(Stored data)
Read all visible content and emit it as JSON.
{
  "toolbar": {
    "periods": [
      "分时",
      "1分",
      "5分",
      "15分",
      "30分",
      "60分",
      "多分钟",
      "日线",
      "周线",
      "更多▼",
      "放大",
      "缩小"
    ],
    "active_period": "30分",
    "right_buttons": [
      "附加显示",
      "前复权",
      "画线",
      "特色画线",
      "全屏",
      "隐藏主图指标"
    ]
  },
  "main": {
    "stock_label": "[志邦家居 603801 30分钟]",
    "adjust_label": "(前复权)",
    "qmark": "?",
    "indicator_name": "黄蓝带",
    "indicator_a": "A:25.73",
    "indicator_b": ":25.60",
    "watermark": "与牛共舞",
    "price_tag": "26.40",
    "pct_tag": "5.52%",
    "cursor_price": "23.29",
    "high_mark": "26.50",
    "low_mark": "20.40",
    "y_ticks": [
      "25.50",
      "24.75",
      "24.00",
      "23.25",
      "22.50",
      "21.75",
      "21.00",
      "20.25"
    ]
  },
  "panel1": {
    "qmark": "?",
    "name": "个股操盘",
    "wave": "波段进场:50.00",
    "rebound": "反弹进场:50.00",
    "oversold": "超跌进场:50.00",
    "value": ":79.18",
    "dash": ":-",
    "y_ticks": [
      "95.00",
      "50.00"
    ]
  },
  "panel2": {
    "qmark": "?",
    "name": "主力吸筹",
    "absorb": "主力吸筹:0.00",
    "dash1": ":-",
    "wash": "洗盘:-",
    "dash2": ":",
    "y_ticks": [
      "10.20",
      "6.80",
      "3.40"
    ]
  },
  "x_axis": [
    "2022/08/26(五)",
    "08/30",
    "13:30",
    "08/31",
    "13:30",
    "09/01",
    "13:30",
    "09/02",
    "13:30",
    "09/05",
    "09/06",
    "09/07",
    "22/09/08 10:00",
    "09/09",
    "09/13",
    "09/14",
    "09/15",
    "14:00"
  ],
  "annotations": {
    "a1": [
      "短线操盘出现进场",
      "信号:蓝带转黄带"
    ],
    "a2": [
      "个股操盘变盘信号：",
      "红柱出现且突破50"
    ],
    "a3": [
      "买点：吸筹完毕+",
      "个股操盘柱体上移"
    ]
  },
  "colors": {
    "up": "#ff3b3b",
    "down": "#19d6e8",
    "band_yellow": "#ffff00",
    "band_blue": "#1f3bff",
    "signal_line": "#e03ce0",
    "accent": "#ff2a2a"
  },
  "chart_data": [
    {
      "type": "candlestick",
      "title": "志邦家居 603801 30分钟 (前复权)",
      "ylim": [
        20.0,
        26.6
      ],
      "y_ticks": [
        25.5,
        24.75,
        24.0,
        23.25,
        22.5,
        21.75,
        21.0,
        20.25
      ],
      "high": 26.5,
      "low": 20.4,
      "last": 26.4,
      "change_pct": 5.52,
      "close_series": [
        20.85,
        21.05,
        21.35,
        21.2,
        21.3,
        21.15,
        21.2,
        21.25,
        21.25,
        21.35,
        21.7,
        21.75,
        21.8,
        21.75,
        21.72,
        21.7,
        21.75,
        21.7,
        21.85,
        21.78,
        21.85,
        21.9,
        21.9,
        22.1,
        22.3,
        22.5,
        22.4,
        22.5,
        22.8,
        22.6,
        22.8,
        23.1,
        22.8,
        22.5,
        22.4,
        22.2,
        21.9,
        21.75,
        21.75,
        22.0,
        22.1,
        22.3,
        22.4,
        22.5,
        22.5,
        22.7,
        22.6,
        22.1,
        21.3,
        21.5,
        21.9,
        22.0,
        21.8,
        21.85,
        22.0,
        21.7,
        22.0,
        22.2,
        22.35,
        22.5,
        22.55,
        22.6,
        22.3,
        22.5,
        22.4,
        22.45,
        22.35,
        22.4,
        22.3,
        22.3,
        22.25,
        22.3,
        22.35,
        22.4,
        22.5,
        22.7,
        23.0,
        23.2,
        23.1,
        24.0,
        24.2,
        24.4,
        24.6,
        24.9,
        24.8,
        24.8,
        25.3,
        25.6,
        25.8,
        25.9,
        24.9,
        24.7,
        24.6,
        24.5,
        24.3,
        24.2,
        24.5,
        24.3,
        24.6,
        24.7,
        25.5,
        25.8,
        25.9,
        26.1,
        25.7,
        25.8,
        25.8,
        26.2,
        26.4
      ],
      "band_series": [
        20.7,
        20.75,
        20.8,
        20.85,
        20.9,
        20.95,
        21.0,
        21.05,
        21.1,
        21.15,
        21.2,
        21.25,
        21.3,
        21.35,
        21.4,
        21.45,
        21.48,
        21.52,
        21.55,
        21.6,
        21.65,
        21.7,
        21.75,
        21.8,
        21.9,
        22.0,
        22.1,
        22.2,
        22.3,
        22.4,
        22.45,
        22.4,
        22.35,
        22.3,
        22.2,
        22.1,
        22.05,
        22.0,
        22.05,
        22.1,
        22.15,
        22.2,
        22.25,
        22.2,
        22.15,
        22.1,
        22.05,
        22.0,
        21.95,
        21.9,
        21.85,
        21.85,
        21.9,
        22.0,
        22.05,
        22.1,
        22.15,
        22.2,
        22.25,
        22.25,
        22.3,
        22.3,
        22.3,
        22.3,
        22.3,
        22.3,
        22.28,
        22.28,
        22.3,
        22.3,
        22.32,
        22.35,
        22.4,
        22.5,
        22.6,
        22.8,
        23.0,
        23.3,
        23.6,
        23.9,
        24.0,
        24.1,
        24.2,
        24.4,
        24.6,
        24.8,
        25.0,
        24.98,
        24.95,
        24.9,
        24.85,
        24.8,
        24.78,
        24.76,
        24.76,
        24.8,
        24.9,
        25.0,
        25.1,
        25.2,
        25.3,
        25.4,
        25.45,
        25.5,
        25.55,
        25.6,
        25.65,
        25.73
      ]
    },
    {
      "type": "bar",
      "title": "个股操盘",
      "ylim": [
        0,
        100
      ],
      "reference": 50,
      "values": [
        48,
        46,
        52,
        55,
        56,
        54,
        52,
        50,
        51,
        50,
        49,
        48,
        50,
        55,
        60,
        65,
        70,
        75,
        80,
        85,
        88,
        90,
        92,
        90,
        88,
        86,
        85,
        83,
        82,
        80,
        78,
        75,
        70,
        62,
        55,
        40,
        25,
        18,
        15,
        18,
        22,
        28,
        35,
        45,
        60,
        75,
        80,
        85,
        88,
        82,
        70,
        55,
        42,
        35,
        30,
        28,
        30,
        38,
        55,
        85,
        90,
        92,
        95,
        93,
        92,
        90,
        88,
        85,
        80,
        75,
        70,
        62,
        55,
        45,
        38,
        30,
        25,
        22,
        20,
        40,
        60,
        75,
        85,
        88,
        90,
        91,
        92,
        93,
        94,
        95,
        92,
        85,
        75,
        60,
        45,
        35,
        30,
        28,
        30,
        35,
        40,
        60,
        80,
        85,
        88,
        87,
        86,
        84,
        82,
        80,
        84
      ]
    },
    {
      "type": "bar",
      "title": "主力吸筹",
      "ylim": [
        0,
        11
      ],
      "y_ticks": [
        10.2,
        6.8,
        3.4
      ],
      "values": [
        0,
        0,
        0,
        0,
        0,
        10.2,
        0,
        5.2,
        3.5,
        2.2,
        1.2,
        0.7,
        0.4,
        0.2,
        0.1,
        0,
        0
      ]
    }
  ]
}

Directions for this task: Print the listing above in full, exactly as it is.

Task answer:
Read all visible content and emit it as JSON.
{
  "toolbar": {
    "periods": [
      "分时",
      "1分",
      "5分",
      "15分",
      "30分",
      "60分",
      "多分钟",
      "日线",
      "周线",
      "更多▼",
      "放大",
      "缩小"
    ],
    "active_period": "30分",
    "right_buttons": [
      "附加显示",
      "前复权",
      "画线",
      "特色画线",
      "全屏",
      "隐藏主图指标"
    ]
  },
  "main": {
    "stock_label": "[志邦家居 603801 30分钟]",
    "adjust_label": "(前复权)",
    "qmark": "?",
    "indicator_name": "黄蓝带",
    "indicator_a": "A:25.73",
    "indicator_b": ":25.60",
    "watermark": "与牛共舞",
    "price_tag": "26.40",
    "pct_tag": "5.52%",
    "cursor_price": "23.29",
    "high_mark": "26.50",
    "low_mark": "20.40",
    "y_ticks": [
      "25.50",
      "24.75",
      "24.00",
      "23.25",
      "22.50",
      "21.75",
      "21.00",
      "20.25"
    ]
  },
  "panel1": {
    "qmark": "?",
    "name": "个股操盘",
    "wave": "波段进场:50.00",
    "rebound": "反弹进场:50.00",
    "oversold": "超跌进场:50.00",
    "value": ":79.18",
    "dash": ":-",
    "y_ticks": [
      "95.00",
      "50.00"
    ]
  },
  "panel2": {
    "qmark": "?",
    "name": "主力吸筹",
    "absorb": "主力吸筹:0.00",
    "dash1": ":-",
    "wash": "洗盘:-",
    "dash2": ":",
    "y_ticks": [
      "10.20",
      "6.80",
      "3.40"
    ]
  },
  "x_axis": [
    "2022/08/26(五)",
    "08/30",
    "13:30",
    "08/31",
    "13:30",
    "09/01",
    "13:30",
    "09/02",
    "13:30",
    "09/05",
    "09/06",
    "09/07",
    "22/09/08 10:00",
    "09/09",
    "09/13",
    "09/14",
    "09/15",
    "14:00"
  ],
  "annotations": {
    "a1": [
      "短线操盘出现进场",
      "信号:蓝带转黄带"
    ],
    "a2": [
      "个股操盘变盘信号：",
      "红柱出现且突破50"
    ],
    "a3": [
      "买点：吸筹完毕+",
      "个股操盘柱体上移"
    ]
  },
  "colors": {
    "up": "#ff3b3b",
    "down": "#19d6e8",
    "band_yellow": "#ffff00",
    "band_blue": "#1f3bff",
    "signal_line": "#e03ce0",
    "accent": "#ff2a2a"
  },
  "chart_data": [
    {
      "type": "candlestick",
      "title": "志邦家居 603801 30分钟 (前复权)",
      "ylim": [
        20.0,
        26.6
      ],
      "y_ticks": [
        25.5,
        24.75,
        24.0,
        23.25,
        22.5,
        21.75,
        21.0,
        20.25
      ],
      "high": 26.5,
      "low": 20.4,
      "last": 26.4,
      "change_pct": 5.52,
      "close_series": [
        20.85,
        21.05,
        21.35,
        21.2,
        21.3,
        21.15,
        21.2,
        21.25,
        21.25,
        21.35,
        21.7,
        21.75,
        21.8,
        21.75,
        21.72,
        21.7,
        21.75,
        21.7,
        21.85,
        21.78,
        21.85,
        21.9,
        21.9,
        22.1,
        22.3,
        22.5,
        22.4,
        22.5,
        22.8,
        22.6,
        22.8,
        23.1,
        22.8,
        22.5,
        22.4,
        22.2,
        21.9,
        21.75,
        21.75,
        22.0,
        22.1,
        22.3,
        22.4,
        22.5,
        22.5,
        22.7,
        22.6,
        22.1,
        21.3,
        21.5,
        21.9,
        22.0,
        21.8,
        21.85,
        22.0,
        21.7,
        22.0,
        22.2,
        22.35,
        22.5,
        22.55,
        22.6,
        22.3,
        22.5,
        22.4,
        22.45,
        22.35,
        22.4,
        22.3,
        22.3,
        22.25,
        22.3,
        22.35,
        22.4,
        22.5,
        22.7,
        23.0,
        23.2,
        23.1,
        24.0,
        24.2,
        24.4,
        24.6,
        24.9,
        24.8,
        24.8,
        25.3,
        25.6,
        25.8,
        25.9,
        24.9,
        24.7,
        24.6,
        24.5,
        24.3,
        24.2,
        24.5,
        24.3,
        24.6,
        24.7,
        25.5,
        25.8,
        25.9,
        26.1,
        25.7,
        25.8,
        25.8,
        26.2,
        26.4
      ],
      "band_series": [
        20.7,
        20.75,
        20.8,
        20.85,
        20.9,
        20.95,
        21.0,
        21.05,
        21.1,
        21.15,
        21.2,
        21.25,
        21.3,
        21.35,
        21.4,
        21.45,
        21.48,
        21.52,
        21.55,
        21.6,
        21.65,
        21.7,
        21.75,
        21.8,
        21.9,
        22.0,
        22.1,
        22.2,
        22.3,
        22.4,
        22.45,
        22.4,
        22.35,
        22.3,
        22.2,
        22.1,
        22.05,
        22.0,
        22.05,
        22.1,
        22.15,
        22.2,
        22.25,
        22.2,
        22.15,
        22.1,
        22.05,
        22.0,
        21.95,
        21.9,
        21.85,
        21.85,
        21.9,
        22.0,
        22.05,
        22.1,
        22.15,
        22.2,
        22.25,
        22.25,
        22.3,
        22.3,
        22.3,
        22.3,
        22.3,
        22.3,
        22.28,
        22.28,
        22.3,
        22.3,
        22.32,
        22.35,
        22.4,
        22.5,
        22.6,
        22.8,
        23.0,
        23.3,
        23.6,
        23.9,
        24.0,
        24.1,
        24.2,
        24.4,
        24.6,
        24.8,
        25.0,
        24.98,
        24.95,
        24.9,
        24.85,
        24.8,
        24.78,
        24.76,
        24.76,
        24.8,
        24.9,
        25.0,
        25.1,
        25.2,
        25.3,
        25.4,
        25.45,
        25.5,
        25.55,
        25.6,
        25.65,
        25.73
      ]
    },
    {
      "type": "bar",
      "title": "个股操盘",
      "ylim": [
        0,
        100
      ],
      "reference": 50,
      "values": [
        48,
        46,
        52,
        55,
        56,
        54,
        52,
        50,
        51,
        50,
        49,
        48,
        50,
        55,
        60,
        65,
        70,
        75,
        80,
        85,
        88,
        90,
        92,
        90,
        88,
        86,
        85,
        83,
        82,
        80,
        78,
        75,
        70,
        62,
        55,
        40,
        25,
        18,
        15,
        18,
        22,
        28,
        35,
        45,
        60,
        75,
        80,
        85,
        88,
        82,
        70,
        55,
        42,
        35,
        30,
        28,
        30,
        38,
        55,
        85,
        90,
        92,
        95,
        93,
        92,
        90,
        88,
        85,
        80,
        75,
        70,
        62,
        55,
        45,
        38,
        30,
        25,
        22,
        20,
        40,
        60,
        75,
        85,
        88,
        90,
        91,
        92,
        93,
        94,
        95,
        92,
        85,
        75,
        60,
        45,
        35,
        30,
        28,
        30,
        35,
        40,
        60,
        80,
        85,
        88,
        87,
        86,
        84,
        82,
        80,
        84
      ]
    },
    {
      "type": "bar",
      "title": "主力吸筹",
      "ylim": [
        0,
        11
      ],
      "y_ticks": [
        10.2,
        6.8,
        3.4
      ],
      "values": [
        0,
        0,
        0,
        0,
        0,
        10.2,
        0,
        5.2,
        3.5,
        2.2,
        1.2,
        0.7,
        0.4,
        0.2,
        0.1,
        0,
        0
      ]
    }
  ]
}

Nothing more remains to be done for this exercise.